> TASK PROMPT: Report how many lines of the entries below contain the word "Theorie", and nothing more.

> INFORMATION SHOWN:
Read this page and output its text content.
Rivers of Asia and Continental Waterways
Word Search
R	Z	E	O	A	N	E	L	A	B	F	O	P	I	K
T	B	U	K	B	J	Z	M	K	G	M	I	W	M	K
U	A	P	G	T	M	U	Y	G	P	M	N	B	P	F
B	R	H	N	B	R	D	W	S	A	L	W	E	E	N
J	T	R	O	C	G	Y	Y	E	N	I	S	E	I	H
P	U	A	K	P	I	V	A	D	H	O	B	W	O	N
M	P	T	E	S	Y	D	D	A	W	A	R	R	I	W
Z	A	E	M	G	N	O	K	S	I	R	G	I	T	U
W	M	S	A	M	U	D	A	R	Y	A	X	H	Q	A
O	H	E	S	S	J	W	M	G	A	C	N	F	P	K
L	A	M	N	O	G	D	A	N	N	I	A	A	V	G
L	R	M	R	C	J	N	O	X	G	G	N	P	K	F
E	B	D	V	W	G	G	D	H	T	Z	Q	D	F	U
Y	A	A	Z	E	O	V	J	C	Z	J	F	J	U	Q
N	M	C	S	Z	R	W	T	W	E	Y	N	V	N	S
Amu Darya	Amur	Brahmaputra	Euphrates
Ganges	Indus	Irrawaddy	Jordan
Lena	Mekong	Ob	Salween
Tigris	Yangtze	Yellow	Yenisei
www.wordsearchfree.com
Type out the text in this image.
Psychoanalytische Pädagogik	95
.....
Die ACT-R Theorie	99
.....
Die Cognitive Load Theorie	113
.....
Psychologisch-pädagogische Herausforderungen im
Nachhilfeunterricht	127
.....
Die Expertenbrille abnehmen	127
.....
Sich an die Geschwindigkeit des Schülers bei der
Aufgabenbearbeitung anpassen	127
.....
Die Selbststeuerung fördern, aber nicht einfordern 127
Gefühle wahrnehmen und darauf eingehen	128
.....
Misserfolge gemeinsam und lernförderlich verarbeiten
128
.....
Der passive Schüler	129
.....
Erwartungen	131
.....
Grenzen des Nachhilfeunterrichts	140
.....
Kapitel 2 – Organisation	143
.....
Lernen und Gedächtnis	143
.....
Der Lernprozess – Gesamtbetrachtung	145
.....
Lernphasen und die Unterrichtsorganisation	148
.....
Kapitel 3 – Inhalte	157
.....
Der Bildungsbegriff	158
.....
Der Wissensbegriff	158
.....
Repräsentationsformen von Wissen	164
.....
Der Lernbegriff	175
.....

> FINISHED ANSWER: 2